Objective: Copy every line of the data that includes the string "JSON".

Raw records:
-- BEGIN --

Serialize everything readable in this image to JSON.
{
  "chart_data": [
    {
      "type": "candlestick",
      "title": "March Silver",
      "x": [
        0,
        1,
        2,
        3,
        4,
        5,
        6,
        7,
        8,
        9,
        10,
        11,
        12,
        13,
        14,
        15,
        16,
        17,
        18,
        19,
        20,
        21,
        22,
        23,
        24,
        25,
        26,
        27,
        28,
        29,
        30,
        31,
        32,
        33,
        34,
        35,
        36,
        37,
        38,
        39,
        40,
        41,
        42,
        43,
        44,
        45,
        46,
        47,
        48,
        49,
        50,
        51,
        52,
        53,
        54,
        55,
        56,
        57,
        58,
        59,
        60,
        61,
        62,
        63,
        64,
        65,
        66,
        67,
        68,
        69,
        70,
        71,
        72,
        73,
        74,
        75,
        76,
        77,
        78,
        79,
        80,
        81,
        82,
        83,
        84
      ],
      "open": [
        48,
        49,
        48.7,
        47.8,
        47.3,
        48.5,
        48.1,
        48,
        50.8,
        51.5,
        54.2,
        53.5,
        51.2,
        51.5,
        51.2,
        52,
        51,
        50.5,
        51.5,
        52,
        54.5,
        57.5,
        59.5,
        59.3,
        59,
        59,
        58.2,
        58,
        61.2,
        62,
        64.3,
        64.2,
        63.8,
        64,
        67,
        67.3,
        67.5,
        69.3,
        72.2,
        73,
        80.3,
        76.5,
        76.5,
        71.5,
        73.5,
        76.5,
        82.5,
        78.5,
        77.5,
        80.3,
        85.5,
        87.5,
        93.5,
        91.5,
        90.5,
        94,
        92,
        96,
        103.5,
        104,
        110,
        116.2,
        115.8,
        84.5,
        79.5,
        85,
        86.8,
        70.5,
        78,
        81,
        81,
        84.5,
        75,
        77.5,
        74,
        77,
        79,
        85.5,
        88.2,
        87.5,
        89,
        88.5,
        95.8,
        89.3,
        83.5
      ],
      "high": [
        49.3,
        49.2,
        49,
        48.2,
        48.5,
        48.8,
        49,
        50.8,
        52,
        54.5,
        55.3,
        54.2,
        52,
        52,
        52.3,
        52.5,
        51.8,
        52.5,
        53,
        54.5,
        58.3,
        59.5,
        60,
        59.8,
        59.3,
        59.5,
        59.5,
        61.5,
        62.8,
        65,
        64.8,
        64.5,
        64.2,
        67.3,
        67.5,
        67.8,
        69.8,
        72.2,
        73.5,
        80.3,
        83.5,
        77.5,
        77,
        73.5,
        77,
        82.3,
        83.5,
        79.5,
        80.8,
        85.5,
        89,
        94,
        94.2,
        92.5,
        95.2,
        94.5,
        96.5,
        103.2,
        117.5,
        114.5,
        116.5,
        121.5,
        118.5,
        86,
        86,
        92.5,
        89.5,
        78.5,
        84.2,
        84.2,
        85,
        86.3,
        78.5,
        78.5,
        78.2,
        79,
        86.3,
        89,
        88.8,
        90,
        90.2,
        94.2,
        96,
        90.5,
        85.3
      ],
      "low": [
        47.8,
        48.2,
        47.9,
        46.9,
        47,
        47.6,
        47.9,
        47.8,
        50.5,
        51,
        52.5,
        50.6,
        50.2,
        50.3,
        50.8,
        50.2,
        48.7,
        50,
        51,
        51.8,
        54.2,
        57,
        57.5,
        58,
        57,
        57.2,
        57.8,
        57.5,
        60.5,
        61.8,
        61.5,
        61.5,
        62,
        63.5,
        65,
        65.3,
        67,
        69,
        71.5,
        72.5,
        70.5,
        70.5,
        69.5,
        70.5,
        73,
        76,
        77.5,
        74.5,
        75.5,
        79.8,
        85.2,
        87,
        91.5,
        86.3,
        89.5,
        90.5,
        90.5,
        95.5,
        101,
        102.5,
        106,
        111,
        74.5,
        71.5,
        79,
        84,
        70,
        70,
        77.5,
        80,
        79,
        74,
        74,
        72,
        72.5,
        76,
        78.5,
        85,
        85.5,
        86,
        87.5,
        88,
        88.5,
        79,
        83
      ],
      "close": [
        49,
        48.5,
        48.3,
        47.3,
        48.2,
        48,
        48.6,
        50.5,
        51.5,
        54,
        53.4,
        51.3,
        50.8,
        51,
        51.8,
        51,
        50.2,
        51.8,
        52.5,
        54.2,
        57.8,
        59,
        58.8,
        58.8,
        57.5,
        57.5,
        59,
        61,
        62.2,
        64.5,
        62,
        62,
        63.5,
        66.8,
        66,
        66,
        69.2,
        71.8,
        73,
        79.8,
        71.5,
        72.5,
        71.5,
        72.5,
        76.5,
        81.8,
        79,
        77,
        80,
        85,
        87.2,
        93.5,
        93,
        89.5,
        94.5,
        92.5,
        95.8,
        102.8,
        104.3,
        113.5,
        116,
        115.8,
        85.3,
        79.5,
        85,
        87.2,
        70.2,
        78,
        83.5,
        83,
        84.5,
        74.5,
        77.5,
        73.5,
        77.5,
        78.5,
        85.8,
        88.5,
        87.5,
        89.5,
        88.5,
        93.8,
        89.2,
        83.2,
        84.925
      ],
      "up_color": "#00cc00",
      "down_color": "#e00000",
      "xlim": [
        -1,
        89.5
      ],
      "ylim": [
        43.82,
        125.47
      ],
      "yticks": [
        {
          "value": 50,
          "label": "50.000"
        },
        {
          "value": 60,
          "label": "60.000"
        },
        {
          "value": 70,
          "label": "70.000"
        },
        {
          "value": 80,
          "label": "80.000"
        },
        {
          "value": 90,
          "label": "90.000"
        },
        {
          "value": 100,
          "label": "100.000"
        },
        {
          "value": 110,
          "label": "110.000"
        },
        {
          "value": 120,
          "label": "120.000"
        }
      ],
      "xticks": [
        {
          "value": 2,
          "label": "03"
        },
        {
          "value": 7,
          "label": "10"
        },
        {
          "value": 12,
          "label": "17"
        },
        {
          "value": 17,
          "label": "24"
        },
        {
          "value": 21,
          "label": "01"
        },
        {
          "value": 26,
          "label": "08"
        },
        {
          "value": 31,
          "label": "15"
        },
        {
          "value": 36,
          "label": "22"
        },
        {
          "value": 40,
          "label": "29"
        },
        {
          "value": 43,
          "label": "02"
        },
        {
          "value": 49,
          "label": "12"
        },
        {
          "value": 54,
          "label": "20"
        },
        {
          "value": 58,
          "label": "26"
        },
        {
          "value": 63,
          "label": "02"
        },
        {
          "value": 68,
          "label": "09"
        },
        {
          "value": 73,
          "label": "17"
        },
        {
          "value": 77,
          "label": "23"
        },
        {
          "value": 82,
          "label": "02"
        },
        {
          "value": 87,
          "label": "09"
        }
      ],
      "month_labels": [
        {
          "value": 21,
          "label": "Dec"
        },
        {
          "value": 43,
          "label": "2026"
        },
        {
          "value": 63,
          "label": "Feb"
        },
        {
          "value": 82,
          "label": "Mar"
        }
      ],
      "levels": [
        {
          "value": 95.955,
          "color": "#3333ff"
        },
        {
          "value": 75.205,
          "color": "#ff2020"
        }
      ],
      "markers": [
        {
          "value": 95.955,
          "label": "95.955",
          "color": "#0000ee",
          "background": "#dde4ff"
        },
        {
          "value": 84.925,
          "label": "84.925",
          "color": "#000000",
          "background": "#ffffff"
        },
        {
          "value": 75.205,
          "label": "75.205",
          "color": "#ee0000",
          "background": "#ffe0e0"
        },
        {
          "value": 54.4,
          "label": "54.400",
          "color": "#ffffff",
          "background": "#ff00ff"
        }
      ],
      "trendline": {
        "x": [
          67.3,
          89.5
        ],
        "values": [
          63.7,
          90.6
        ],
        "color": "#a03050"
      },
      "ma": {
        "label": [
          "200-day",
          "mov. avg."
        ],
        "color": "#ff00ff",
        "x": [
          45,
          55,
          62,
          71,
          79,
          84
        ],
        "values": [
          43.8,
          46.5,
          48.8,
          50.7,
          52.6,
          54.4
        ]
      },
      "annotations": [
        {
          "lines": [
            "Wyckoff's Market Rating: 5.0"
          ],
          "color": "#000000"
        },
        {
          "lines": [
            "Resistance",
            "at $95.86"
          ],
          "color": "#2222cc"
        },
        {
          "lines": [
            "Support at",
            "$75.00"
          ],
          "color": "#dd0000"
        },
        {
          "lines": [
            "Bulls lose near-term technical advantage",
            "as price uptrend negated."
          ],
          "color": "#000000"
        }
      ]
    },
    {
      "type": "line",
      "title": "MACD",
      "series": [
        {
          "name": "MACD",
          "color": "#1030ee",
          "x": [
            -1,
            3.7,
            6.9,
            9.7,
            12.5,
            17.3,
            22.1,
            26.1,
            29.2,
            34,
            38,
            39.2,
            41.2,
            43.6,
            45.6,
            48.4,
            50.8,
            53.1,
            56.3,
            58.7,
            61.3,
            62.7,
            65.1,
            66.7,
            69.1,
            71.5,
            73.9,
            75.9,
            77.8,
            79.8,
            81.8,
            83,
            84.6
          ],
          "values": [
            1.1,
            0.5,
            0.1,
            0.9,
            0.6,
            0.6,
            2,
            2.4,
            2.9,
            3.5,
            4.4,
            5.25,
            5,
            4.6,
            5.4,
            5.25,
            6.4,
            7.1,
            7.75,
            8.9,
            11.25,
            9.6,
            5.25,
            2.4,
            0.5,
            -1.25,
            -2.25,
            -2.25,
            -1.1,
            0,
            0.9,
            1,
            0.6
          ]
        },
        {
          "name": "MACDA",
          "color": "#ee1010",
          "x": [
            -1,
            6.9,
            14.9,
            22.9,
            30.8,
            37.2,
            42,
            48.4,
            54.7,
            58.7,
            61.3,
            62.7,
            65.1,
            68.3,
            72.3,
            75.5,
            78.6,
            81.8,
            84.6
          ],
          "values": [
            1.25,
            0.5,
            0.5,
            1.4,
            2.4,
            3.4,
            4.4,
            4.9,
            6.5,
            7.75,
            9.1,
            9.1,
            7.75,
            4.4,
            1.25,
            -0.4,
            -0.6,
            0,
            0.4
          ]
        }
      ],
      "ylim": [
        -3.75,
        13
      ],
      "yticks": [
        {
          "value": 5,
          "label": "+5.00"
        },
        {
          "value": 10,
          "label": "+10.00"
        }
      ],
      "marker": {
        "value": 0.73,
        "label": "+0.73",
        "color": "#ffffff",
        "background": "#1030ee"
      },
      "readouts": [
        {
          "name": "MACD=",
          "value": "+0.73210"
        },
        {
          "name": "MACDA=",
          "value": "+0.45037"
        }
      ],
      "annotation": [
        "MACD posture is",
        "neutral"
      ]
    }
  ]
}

-- END --
-- BEGIN --

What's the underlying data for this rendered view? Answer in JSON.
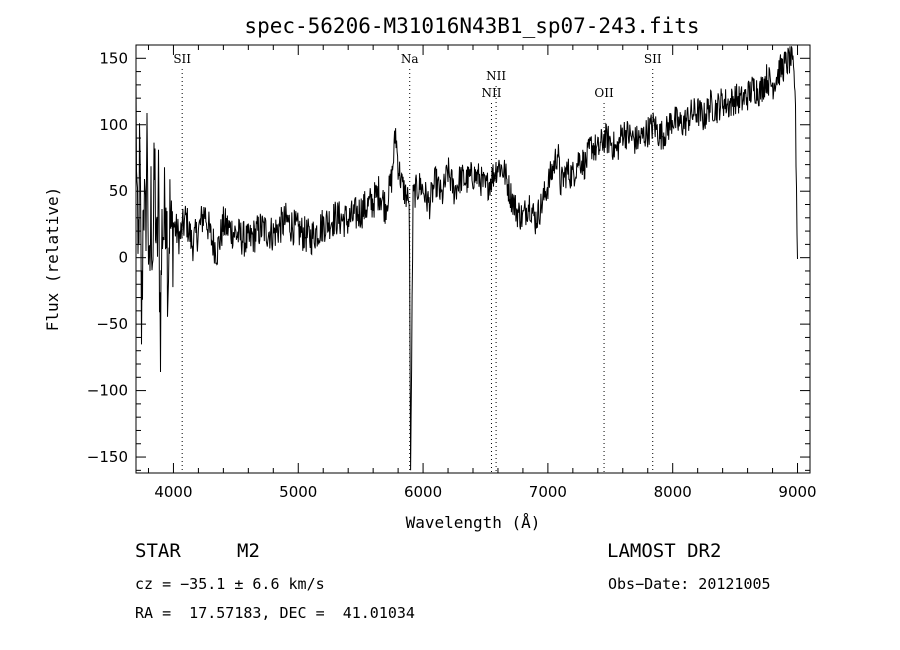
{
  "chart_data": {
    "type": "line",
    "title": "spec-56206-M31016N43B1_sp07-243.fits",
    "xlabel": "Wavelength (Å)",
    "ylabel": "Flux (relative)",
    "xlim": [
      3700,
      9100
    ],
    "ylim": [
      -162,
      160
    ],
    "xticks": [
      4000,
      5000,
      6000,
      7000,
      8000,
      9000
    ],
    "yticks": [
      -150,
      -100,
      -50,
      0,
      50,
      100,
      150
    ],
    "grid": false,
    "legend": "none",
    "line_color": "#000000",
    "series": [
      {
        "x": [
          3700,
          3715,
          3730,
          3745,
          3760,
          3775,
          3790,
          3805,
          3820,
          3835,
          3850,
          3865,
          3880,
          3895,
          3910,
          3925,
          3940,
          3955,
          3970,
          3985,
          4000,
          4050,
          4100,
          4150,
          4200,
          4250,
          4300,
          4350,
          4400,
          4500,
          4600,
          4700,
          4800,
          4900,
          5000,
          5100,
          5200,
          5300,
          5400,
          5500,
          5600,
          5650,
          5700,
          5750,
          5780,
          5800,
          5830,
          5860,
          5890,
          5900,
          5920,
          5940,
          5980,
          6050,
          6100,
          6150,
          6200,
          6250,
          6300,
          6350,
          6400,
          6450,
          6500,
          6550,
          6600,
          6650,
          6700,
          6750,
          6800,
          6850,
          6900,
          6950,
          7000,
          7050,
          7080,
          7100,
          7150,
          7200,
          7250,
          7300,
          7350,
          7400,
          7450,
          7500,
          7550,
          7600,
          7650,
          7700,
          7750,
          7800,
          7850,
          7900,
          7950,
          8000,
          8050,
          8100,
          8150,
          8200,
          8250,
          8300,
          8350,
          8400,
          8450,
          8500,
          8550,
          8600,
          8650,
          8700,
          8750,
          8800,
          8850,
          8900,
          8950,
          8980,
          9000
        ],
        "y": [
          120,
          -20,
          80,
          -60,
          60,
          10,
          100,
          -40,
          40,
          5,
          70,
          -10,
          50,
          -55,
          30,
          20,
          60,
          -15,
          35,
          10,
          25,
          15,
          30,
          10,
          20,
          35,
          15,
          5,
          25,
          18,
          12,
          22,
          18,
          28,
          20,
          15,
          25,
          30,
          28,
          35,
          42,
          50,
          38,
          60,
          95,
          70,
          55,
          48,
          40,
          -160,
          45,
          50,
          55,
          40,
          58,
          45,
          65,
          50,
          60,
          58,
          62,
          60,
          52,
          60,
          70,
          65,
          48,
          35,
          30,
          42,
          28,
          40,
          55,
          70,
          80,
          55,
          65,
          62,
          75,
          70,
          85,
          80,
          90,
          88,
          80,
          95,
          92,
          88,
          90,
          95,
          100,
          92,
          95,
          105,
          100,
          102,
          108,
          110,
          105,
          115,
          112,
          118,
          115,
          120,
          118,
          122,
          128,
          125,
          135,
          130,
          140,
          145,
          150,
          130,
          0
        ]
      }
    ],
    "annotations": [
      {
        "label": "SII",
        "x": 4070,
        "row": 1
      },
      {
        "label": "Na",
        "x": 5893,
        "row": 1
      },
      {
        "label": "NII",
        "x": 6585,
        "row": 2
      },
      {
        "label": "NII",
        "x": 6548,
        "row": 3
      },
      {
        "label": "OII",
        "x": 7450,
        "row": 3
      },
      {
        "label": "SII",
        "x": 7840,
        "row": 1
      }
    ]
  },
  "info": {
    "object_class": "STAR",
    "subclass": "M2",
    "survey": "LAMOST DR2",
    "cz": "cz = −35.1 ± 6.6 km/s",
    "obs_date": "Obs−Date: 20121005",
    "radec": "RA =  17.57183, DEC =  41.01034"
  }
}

-- END --

Exercise response:
Serialize everything readable in this image to JSON.
What's the underlying data for this rendered view? Answer in JSON.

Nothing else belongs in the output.